• _OBJECTIVE_
Reproduce the lines of the material exactly, excluding every image.

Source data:
───

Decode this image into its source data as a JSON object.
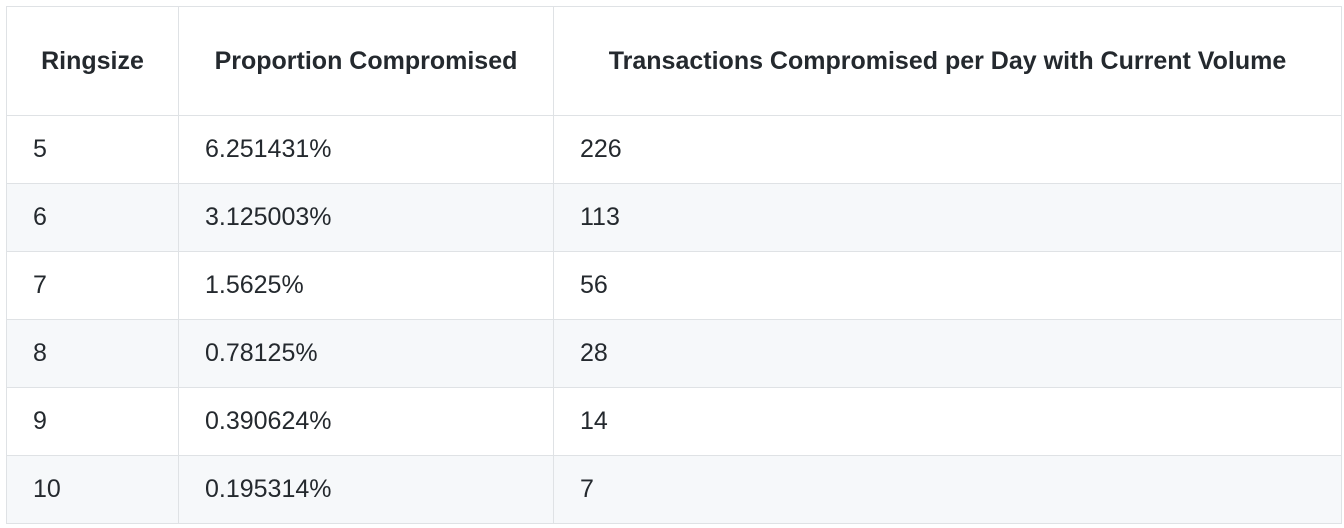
{
  "table": {
    "headers": [
      "Ringsize",
      "Proportion Compromised",
      "Transactions Compromised per Day with Current Volume"
    ],
    "rows": [
      [
        "5",
        "6.251431%",
        "226"
      ],
      [
        "6",
        "3.125003%",
        "113"
      ],
      [
        "7",
        "1.5625%",
        "56"
      ],
      [
        "8",
        "0.78125%",
        "28"
      ],
      [
        "9",
        "0.390624%",
        "14"
      ],
      [
        "10",
        "0.195314%",
        "7"
      ]
    ]
  },
  "colors": {
    "border": "#dfe2e5",
    "stripe": "#f6f8fa",
    "text": "#24292e"
  }
}
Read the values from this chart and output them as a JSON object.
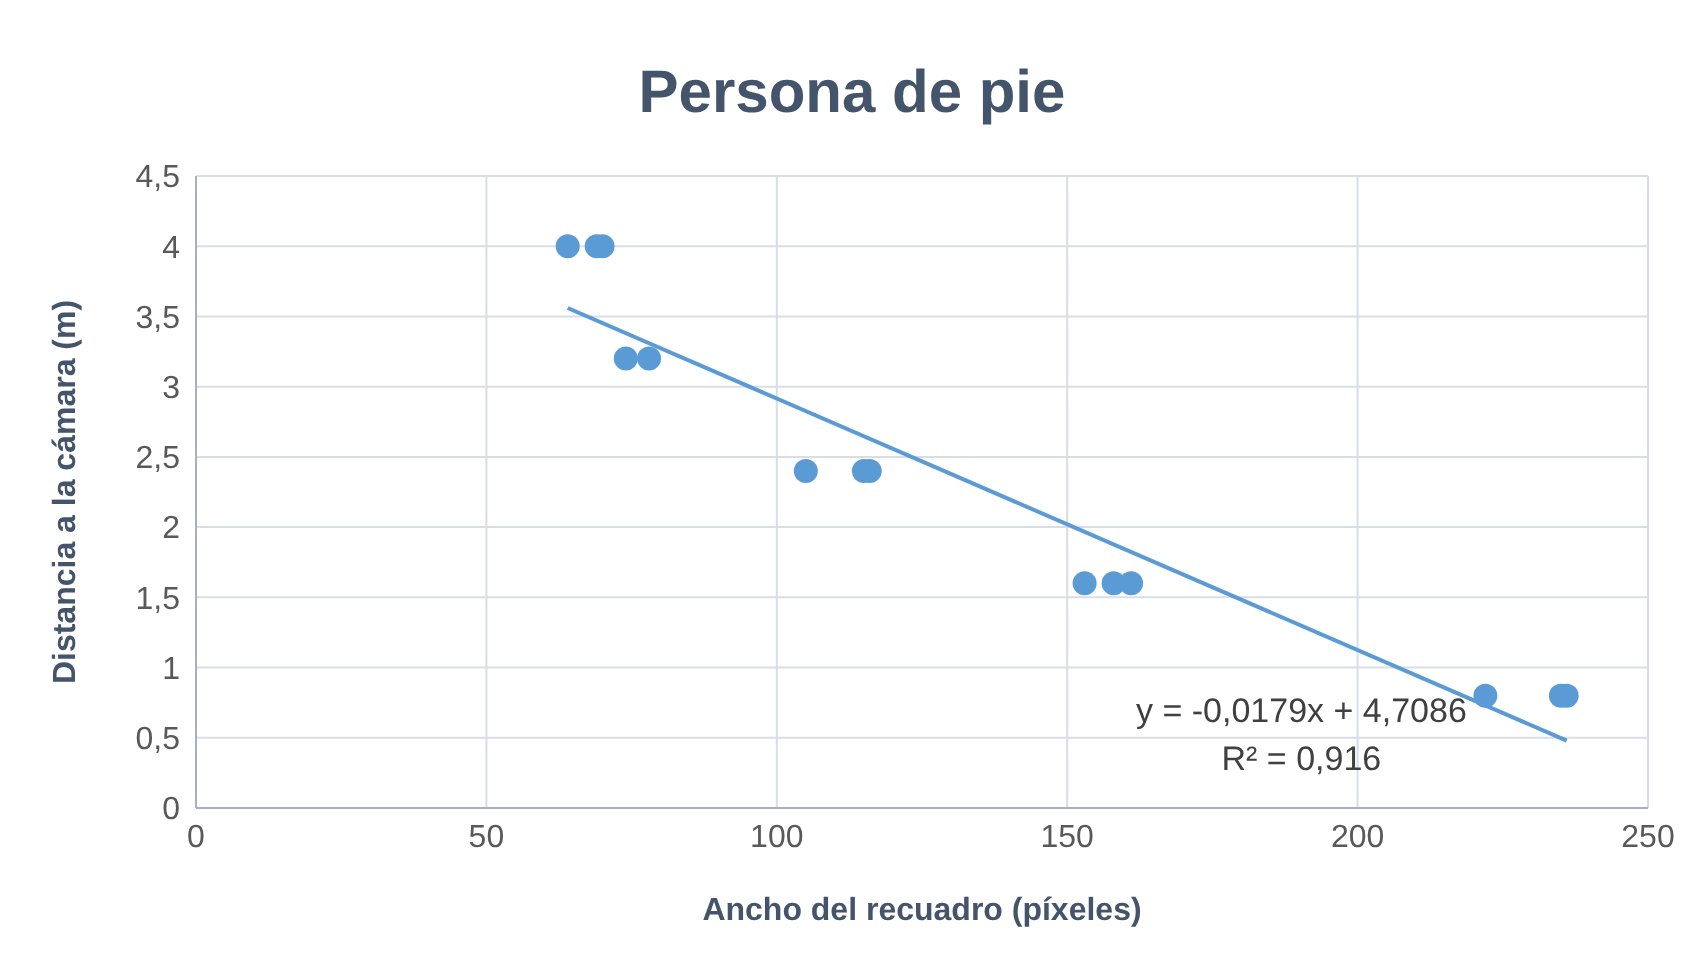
{
  "chart_data": {
    "type": "scatter",
    "title": "Persona de pie",
    "xlabel": "Ancho del recuadro (píxeles)",
    "ylabel": "Distancia a la cámara (m)",
    "xlim": [
      0,
      250
    ],
    "xticks": [
      0,
      50,
      100,
      150,
      200,
      250
    ],
    "ylim": [
      0,
      4.5
    ],
    "yticks": [
      0,
      {
        "value": 0.5,
        "label": "0,5"
      },
      1,
      {
        "value": 1.5,
        "label": "1,5"
      },
      2,
      {
        "value": 2.5,
        "label": "2,5"
      },
      3,
      {
        "value": 3.5,
        "label": "3,5"
      },
      4,
      {
        "value": 4.5,
        "label": "4,5"
      }
    ],
    "grid": true,
    "marker": "circle",
    "series": [
      {
        "color": "#5b9bd5",
        "x": [
          64,
          69,
          70,
          74,
          78,
          105,
          115,
          116,
          153,
          158,
          161,
          222,
          235,
          236
        ],
        "values": [
          4,
          4,
          4,
          3.2,
          3.2,
          2.4,
          2.4,
          2.4,
          1.6,
          1.6,
          1.6,
          0.8,
          0.8,
          0.8
        ]
      },
      {
        "type": "line",
        "marker": "none",
        "color": "#5b9bd5",
        "x": [
          64,
          236
        ],
        "values": [
          3.56,
          0.48
        ]
      }
    ],
    "annotations": [
      "y = -0,0179x + 4,7086",
      "R² = 0,916"
    ]
  }
}
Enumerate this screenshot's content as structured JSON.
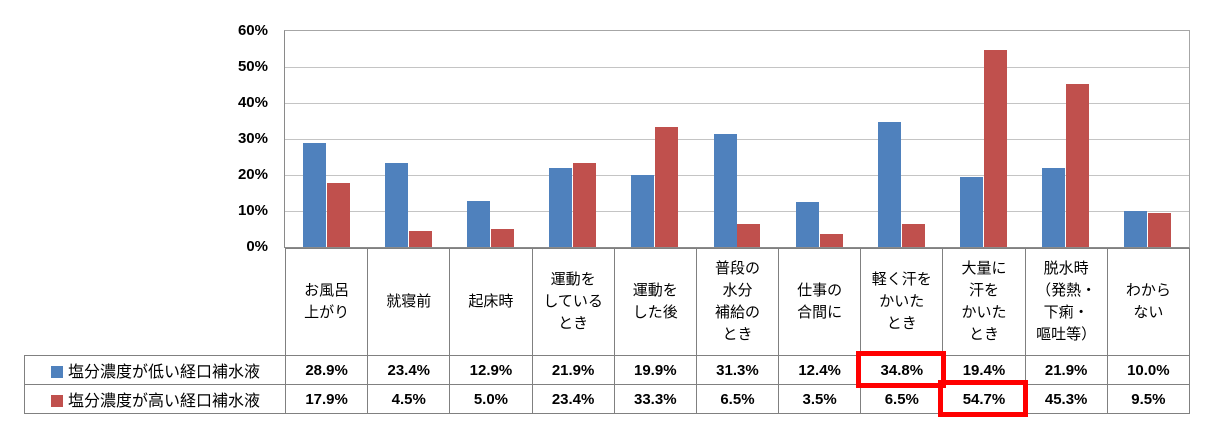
{
  "figure": {
    "description": "grouped bar chart with data table, survey of when people drink oral rehydration solutions"
  },
  "chart_data": {
    "type": "bar",
    "title": "",
    "xlabel": "",
    "ylabel": "",
    "ylim": [
      0,
      60
    ],
    "ytick_step": 10,
    "ytick_labels": [
      "60%",
      "50%",
      "40%",
      "30%",
      "20%",
      "10%",
      "0%"
    ],
    "grid": true,
    "legend_position": "table rows below chart",
    "categories": [
      "お風呂上がり",
      "就寝前",
      "起床時",
      "運動をしているとき",
      "運動をした後",
      "普段の水分補給のとき",
      "仕事の合間に",
      "軽く汗をかいたとき",
      "大量に汗をかいたとき",
      "脱水時（発熱・下痢・嘔吐等）",
      "わからない"
    ],
    "categories_display": [
      "お風呂\n上がり",
      "就寝前",
      "起床時",
      "運動を\nしている\nとき",
      "運動を\nした後",
      "普段の\n水分\n補給の\nとき",
      "仕事の\n合間に",
      "軽く汗を\nかいた\nとき",
      "大量に\n汗を\nかいた\nとき",
      "脱水時\n（発熱・\n下痢・\n嘔吐等）",
      "わから\nない"
    ],
    "series": [
      {
        "name": "塩分濃度が低い経口補水液",
        "color": "#4F81BD",
        "values": [
          28.9,
          23.4,
          12.9,
          21.9,
          19.9,
          31.3,
          12.4,
          34.8,
          19.4,
          21.9,
          10.0
        ],
        "labels": [
          "28.9%",
          "23.4%",
          "12.9%",
          "21.9%",
          "19.9%",
          "31.3%",
          "12.4%",
          "34.8%",
          "19.4%",
          "21.9%",
          "10.0%"
        ]
      },
      {
        "name": "塩分濃度が高い経口補水液",
        "color": "#C0504D",
        "values": [
          17.9,
          4.5,
          5.0,
          23.4,
          33.3,
          6.5,
          3.5,
          6.5,
          54.7,
          45.3,
          9.5
        ],
        "labels": [
          "17.9%",
          "4.5%",
          "5.0%",
          "23.4%",
          "33.3%",
          "6.5%",
          "3.5%",
          "6.5%",
          "54.7%",
          "45.3%",
          "9.5%"
        ]
      }
    ]
  },
  "highlights": [
    {
      "series": 0,
      "category_index": 7,
      "value": "34.8%",
      "color": "#FF0000"
    },
    {
      "series": 1,
      "category_index": 8,
      "value": "54.7%",
      "color": "#FF0000"
    }
  ],
  "colors": {
    "series_low_salt": "#4F81BD",
    "series_high_salt": "#C0504D",
    "gridline": "#C4C4C4",
    "plot_border": "#A6A6A6",
    "table_border": "#808080",
    "highlight": "#FF0000",
    "text": "#000000",
    "background": "#FFFFFF"
  }
}
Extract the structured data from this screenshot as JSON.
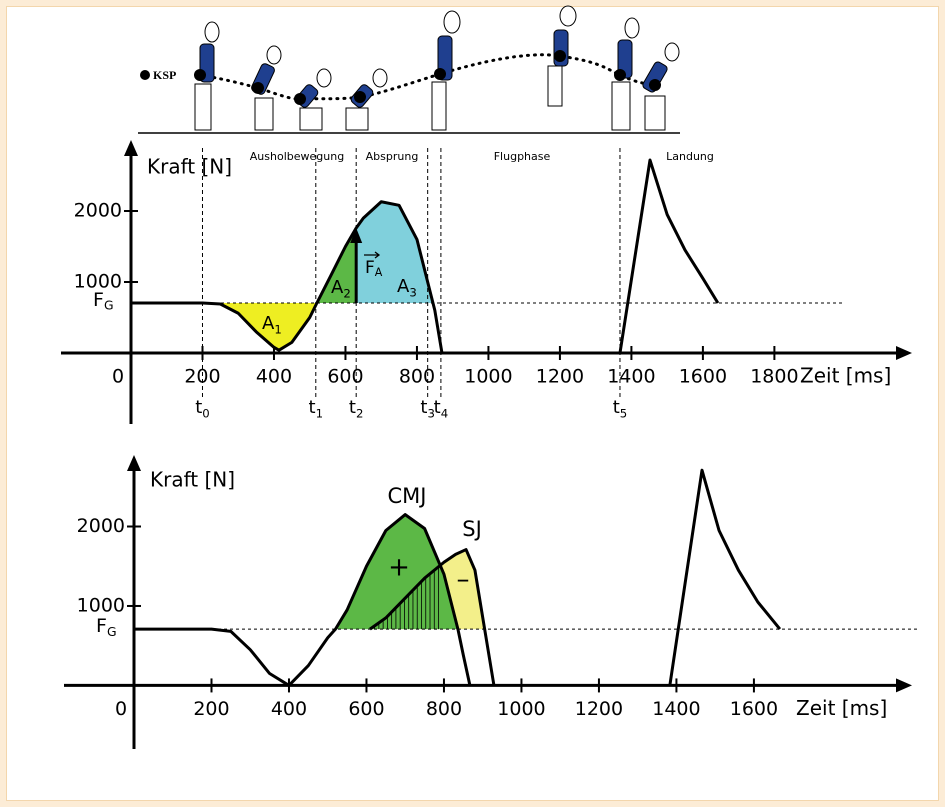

───

• _RESPONSE FOR THIS EXERCISE_
Decode this image into its source data as a JSON object.
{
  "table": {
    "headers": [
      "Ringsize",
      "Proportion Compromised",
      "Transactions Compromised per Day with Current Volume"
    ],
    "rows": [
      [
        "5",
        "6.251431%",
        "226"
      ],
      [
        "6",
        "3.125003%",
        "113"
      ],
      [
        "7",
        "1.5625%",
        "56"
      ],
      [
        "8",
        "0.78125%",
        "28"
      ],
      [
        "9",
        "0.390624%",
        "14"
      ],
      [
        "10",
        "0.195314%",
        "7"
      ]
    ]
  },
  "colors": {
    "border": "#dfe2e5",
    "stripe": "#f6f8fa",
    "text": "#24292e"
  }
}
Read the values from this chart and output them as a JSON object.
{
  "chart_data": {
    "type": "scatter",
    "title": "Persona de pie",
    "xlabel": "Ancho del recuadro (píxeles)",
    "ylabel": "Distancia a la cámara (m)",
    "xlim": [
      0,
      250
    ],
    "xticks": [
      0,
      50,
      100,
      150,
      200,
      250
    ],
    "ylim": [
      0,
      4.5
    ],
    "yticks": [
      0,
      {
        "value": 0.5,
        "label": "0,5"
      },
      1,
      {
        "value": 1.5,
        "label": "1,5"
      },
      2,
      {
        "value": 2.5,
        "label": "2,5"
      },
      3,
      {
        "value": 3.5,
        "label": "3,5"
      },
      4,
      {
        "value": 4.5,
        "label": "4,5"
      }
    ],
    "grid": true,
    "marker": "circle",
    "series": [
      {
        "color": "#5b9bd5",
        "x": [
          64,
          69,
          70,
          74,
          78,
          105,
          115,
          116,
          153,
          158,
          161,
          222,
          235,
          236
        ],
        "values": [
          4,
          4,
          4,
          3.2,
          3.2,
          2.4,
          2.4,
          2.4,
          1.6,
          1.6,
          1.6,
          0.8,
          0.8,
          0.8
        ]
      },
      {
        "type": "line",
        "marker": "none",
        "color": "#5b9bd5",
        "x": [
          64,
          236
        ],
        "values": [
          3.56,
          0.48
        ]
      }
    ],
    "annotations": [
      "y = -0,0179x + 4,7086",
      "R² = 0,916"
    ]
  }
}
Enumerate this screenshot's content as structured JSON.
{
  "figure": {
    "description": "grouped bar chart with data table, survey of when people drink oral rehydration solutions"
  },
  "chart_data": {
    "type": "bar",
    "title": "",
    "xlabel": "",
    "ylabel": "",
    "ylim": [
      0,
      60
    ],
    "ytick_step": 10,
    "ytick_labels": [
      "60%",
      "50%",
      "40%",
      "30%",
      "20%",
      "10%",
      "0%"
    ],
    "grid": true,
    "legend_position": "table rows below chart",
    "categories": [
      "お風呂上がり",
      "就寝前",
      "起床時",
      "運動をしているとき",
      "運動をした後",
      "普段の水分補給のとき",
      "仕事の合間に",
      "軽く汗をかいたとき",
      "大量に汗をかいたとき",
      "脱水時（発熱・下痢・嘔吐等）",
      "わからない"
    ],
    "categories_display": [
      "お風呂\n上がり",
      "就寝前",
      "起床時",
      "運動を\nしている\nとき",
      "運動を\nした後",
      "普段の\n水分\n補給の\nとき",
      "仕事の\n合間に",
      "軽く汗を\nかいた\nとき",
      "大量に\n汗を\nかいた\nとき",
      "脱水時\n（発熱・\n下痢・\n嘔吐等）",
      "わから\nない"
    ],
    "series": [
      {
        "name": "塩分濃度が低い経口補水液",
        "color": "#4F81BD",
        "values": [
          28.9,
          23.4,
          12.9,
          21.9,
          19.9,
          31.3,
          12.4,
          34.8,
          19.4,
          21.9,
          10.0
        ],
        "labels": [
          "28.9%",
          "23.4%",
          "12.9%",
          "21.9%",
          "19.9%",
          "31.3%",
          "12.4%",
          "34.8%",
          "19.4%",
          "21.9%",
          "10.0%"
        ]
      },
      {
        "name": "塩分濃度が高い経口補水液",
        "color": "#C0504D",
        "values": [
          17.9,
          4.5,
          5.0,
          23.4,
          33.3,
          6.5,
          3.5,
          6.5,
          54.7,
          45.3,
          9.5
        ],
        "labels": [
          "17.9%",
          "4.5%",
          "5.0%",
          "23.4%",
          "33.3%",
          "6.5%",
          "3.5%",
          "6.5%",
          "54.7%",
          "45.3%",
          "9.5%"
        ]
      }
    ]
  },
  "highlights": [
    {
      "series": 0,
      "category_index": 7,
      "value": "34.8%",
      "color": "#FF0000"
    },
    {
      "series": 1,
      "category_index": 8,
      "value": "54.7%",
      "color": "#FF0000"
    }
  ],
  "colors": {
    "series_low_salt": "#4F81BD",
    "series_high_salt": "#C0504D",
    "gridline": "#C4C4C4",
    "plot_border": "#A6A6A6",
    "table_border": "#808080",
    "highlight": "#FF0000",
    "text": "#000000",
    "background": "#FFFFFF"
  }
}
Extract the structured data from this screenshot as JSON.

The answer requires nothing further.